▸ **Goal**:
Render the listing from the line containing "Patent image size: (957, 479)." through the line containing "The connection terminal 130b is", both included, as a numbered list, leaving out any blank lines.

▸ **Extracted information**:
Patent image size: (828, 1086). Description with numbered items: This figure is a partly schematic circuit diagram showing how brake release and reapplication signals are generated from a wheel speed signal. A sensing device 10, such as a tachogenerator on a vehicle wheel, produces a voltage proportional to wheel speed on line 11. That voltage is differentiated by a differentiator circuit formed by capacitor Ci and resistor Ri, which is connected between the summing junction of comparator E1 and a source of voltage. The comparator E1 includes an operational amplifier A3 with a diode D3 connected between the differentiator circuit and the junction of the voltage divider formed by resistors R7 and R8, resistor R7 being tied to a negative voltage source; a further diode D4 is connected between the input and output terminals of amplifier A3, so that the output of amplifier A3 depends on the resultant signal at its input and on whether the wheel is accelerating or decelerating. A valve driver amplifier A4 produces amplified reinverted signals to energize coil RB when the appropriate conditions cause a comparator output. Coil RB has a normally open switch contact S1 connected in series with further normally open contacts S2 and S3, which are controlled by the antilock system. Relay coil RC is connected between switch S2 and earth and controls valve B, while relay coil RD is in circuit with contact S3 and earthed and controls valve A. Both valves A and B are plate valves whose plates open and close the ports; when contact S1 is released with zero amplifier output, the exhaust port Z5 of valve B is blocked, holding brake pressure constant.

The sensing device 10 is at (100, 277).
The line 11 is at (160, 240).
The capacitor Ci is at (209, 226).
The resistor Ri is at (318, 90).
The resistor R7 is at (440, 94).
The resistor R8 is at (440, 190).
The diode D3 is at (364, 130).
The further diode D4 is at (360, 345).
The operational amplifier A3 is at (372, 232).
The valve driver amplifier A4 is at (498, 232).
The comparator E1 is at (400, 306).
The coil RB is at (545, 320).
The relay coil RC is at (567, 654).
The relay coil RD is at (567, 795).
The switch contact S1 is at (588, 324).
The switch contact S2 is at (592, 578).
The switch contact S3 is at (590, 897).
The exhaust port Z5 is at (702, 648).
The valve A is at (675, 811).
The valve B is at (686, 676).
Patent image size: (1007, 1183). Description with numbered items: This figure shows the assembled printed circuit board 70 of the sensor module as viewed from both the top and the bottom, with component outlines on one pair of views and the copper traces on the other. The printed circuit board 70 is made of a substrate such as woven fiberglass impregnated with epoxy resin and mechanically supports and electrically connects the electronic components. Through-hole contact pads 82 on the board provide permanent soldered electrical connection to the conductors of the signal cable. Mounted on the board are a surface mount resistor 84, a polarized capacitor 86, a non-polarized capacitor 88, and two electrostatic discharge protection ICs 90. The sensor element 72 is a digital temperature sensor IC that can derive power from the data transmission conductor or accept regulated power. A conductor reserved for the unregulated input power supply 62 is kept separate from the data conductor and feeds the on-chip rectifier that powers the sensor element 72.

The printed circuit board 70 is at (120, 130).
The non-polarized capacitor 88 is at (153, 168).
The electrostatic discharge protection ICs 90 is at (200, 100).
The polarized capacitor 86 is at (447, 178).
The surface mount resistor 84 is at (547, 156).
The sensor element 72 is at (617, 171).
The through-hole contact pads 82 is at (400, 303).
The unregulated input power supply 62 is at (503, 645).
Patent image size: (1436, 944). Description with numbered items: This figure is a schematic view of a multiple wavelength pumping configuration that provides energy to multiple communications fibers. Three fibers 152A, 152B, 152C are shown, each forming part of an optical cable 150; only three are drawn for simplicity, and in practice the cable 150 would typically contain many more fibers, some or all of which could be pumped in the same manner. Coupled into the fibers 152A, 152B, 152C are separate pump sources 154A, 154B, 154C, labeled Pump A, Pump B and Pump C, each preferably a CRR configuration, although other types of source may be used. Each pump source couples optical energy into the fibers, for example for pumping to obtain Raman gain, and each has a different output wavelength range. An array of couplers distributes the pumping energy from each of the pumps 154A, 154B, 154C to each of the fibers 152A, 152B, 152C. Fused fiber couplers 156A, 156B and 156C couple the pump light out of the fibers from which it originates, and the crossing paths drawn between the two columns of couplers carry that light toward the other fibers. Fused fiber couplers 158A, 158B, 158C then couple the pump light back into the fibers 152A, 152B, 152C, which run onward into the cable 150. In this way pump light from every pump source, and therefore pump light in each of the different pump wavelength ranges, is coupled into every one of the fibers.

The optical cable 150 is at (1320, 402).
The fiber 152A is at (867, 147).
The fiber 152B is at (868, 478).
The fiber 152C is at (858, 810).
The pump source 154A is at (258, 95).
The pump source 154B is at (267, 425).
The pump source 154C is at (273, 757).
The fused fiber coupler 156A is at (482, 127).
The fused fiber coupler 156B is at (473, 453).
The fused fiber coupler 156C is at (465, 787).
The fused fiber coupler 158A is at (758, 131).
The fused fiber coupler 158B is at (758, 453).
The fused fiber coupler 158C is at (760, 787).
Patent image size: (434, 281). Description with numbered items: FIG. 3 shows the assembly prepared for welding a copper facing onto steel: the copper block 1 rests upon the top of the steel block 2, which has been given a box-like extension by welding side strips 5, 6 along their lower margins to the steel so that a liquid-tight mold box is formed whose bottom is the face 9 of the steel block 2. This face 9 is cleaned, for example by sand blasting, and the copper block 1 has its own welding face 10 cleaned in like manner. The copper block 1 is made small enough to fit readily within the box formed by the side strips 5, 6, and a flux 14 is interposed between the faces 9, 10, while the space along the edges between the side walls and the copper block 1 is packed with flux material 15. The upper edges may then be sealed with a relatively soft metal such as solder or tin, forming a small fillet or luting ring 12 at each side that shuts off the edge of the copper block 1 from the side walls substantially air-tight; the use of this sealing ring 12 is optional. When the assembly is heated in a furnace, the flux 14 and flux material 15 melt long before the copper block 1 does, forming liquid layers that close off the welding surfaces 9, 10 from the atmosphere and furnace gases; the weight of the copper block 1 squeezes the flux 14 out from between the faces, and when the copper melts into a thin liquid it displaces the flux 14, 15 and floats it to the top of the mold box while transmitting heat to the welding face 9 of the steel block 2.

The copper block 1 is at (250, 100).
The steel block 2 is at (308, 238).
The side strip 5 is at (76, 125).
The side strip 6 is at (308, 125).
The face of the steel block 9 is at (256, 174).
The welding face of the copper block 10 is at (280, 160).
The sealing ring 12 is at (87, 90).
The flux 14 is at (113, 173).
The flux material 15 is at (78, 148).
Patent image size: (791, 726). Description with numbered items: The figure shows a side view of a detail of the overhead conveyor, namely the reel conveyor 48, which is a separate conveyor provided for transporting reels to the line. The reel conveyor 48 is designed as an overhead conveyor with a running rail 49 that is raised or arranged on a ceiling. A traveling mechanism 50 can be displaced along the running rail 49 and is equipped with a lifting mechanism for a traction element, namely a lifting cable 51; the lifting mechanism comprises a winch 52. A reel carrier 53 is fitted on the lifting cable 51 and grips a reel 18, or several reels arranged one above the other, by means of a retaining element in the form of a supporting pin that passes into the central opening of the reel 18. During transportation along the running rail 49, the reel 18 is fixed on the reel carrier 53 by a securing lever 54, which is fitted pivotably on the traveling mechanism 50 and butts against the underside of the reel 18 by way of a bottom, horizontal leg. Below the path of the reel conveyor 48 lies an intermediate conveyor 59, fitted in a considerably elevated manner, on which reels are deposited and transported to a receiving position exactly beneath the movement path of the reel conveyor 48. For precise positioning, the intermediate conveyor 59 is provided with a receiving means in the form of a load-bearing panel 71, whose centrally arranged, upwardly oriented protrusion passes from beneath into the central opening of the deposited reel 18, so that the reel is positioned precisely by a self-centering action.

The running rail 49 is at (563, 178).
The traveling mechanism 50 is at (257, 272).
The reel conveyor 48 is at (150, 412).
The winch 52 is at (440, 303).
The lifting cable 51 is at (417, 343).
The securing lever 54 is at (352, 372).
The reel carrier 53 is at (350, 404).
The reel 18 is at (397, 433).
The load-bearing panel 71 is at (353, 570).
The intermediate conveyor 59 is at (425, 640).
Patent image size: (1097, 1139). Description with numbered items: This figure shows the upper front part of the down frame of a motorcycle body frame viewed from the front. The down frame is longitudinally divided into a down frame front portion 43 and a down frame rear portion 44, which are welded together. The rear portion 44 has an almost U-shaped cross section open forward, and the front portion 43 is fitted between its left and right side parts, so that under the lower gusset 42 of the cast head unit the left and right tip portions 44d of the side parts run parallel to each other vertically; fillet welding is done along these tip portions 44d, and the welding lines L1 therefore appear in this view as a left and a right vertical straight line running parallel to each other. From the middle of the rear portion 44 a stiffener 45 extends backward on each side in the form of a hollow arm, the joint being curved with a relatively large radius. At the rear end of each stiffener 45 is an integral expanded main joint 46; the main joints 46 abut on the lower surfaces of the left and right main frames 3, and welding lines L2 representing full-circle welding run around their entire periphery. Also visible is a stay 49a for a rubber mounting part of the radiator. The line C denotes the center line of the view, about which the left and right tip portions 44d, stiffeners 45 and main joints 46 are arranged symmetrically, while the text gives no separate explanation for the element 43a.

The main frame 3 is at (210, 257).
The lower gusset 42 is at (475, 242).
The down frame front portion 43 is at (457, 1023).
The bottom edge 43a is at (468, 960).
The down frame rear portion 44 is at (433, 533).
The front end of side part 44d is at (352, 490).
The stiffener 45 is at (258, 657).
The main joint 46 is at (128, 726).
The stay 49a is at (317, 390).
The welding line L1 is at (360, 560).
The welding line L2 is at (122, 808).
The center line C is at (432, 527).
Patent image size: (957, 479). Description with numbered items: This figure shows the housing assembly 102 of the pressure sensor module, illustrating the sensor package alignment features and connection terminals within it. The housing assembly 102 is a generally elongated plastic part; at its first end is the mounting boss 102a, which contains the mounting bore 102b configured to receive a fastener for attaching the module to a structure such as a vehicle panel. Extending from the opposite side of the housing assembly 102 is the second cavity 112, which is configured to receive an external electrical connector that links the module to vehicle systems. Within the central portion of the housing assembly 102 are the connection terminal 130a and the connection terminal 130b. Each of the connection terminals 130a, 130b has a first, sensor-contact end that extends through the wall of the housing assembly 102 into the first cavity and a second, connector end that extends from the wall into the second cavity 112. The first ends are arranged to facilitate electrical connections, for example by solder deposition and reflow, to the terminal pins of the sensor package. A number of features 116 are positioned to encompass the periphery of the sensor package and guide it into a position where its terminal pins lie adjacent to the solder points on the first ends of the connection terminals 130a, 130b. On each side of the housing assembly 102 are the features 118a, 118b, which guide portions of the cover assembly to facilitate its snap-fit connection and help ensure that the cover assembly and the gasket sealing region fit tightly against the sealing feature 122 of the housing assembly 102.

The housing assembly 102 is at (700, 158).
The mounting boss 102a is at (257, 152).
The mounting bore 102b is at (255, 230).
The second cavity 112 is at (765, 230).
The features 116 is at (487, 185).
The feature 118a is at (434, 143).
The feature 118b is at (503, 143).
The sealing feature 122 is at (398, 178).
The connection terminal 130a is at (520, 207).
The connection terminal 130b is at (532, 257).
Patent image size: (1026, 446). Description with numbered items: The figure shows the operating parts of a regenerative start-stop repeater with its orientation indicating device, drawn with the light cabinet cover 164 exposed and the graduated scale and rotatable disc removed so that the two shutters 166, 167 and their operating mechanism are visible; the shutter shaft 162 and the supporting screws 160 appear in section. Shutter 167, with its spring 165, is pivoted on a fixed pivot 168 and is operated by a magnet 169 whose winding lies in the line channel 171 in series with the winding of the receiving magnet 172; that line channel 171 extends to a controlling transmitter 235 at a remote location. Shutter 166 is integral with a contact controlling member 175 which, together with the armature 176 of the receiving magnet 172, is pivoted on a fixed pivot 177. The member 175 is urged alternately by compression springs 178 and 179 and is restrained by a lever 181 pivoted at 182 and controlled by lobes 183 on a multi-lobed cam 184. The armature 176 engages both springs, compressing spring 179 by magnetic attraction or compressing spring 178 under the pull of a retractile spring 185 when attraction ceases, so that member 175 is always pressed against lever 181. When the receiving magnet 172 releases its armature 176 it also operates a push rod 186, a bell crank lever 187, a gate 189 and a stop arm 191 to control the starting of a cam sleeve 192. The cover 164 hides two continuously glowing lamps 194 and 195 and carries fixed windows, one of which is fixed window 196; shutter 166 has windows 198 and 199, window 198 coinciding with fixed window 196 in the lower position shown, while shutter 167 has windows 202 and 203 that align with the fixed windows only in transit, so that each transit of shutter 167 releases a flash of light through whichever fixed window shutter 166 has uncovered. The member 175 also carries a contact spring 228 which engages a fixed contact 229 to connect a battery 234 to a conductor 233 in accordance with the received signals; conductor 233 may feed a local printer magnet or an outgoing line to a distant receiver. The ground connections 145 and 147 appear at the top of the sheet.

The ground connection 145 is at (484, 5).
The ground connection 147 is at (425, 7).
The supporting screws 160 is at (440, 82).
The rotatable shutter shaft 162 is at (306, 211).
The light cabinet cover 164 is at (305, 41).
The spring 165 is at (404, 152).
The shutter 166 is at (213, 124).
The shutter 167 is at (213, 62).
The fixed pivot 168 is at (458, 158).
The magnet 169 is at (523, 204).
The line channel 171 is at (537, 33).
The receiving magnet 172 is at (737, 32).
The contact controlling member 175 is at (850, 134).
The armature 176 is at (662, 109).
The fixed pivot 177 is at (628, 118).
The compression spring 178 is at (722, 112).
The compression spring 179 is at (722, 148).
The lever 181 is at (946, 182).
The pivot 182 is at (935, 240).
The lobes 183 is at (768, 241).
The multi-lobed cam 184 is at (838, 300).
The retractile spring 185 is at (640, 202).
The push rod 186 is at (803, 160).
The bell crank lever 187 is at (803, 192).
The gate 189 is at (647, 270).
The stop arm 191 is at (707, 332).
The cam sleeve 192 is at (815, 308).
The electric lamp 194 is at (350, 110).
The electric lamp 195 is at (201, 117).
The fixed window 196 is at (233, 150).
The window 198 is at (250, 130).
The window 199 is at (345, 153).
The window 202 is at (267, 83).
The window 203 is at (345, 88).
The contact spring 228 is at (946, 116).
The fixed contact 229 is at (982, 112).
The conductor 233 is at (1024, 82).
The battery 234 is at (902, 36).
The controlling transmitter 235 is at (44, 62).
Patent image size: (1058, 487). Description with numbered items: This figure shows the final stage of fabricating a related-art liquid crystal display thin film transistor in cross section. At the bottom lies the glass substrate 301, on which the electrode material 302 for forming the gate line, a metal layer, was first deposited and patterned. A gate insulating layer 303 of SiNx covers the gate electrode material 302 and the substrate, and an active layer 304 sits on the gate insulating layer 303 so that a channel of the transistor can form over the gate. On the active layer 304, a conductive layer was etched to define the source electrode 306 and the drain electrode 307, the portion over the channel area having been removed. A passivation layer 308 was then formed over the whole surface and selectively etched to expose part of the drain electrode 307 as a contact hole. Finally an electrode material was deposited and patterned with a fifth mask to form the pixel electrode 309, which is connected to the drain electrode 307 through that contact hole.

▸ **Response below**:
1. Patent image size: (957, 479). Description with numbered items: This figure shows the housing assembly 102 of the pressure sensor module, illustrating the sensor package alignment features and connection terminals within it. The housing assembly 102 is a generally elongated plastic part; at its first end is the mounting boss 102a, which contains the mounting bore 102b configured to receive a fastener for attaching the module to a structure such as a vehicle panel. Extending from the opposite side of the housing assembly 102 is the second cavity 112, which is configured to receive an external electrical connector that links the module to vehicle systems. Within the central portion of the housing assembly 102 are the connection terminal 130a and the connection terminal 130b. Each of the connection terminals 130a, 130b has a first, sensor-contact end that extends through the wall of the housing assembly 102 into the first cavity and a second, connector end that extends from the wall into the second cavity 112. The first ends are arranged to facilitate electrical connections, for example by solder deposition and reflow, to the terminal pins of the sensor package. A number of features 116 are positioned to encompass the periphery of the sensor package and guide it into a position where its terminal pins lie adjacent to the solder points on the first ends of the connection terminals 130a, 130b. On each side of the housing assembly 102 are the features 118a, 118b, which guide portions of the cover assembly to facilitate its snap-fit connection and help ensure that the cover assembly and the gasket sealing region fit tightly against the sealing feature 122 of the housing assembly 102.
2. The housing assembly 102 is at (700, 158).
3. The mounting boss 102a is at (257, 152).
4. The mounting bore 102b is at (255, 230).
5. The second cavity 112 is at (765, 230).
6. The features 116 is at (487, 185).
7. The feature 118a is at (434, 143).
8. The feature 118b is at (503, 143).
9. The sealing feature 122 is at (398, 178).
10. The connection terminal 130a is at (520, 207).
11. The connection terminal 130b is at (532, 257).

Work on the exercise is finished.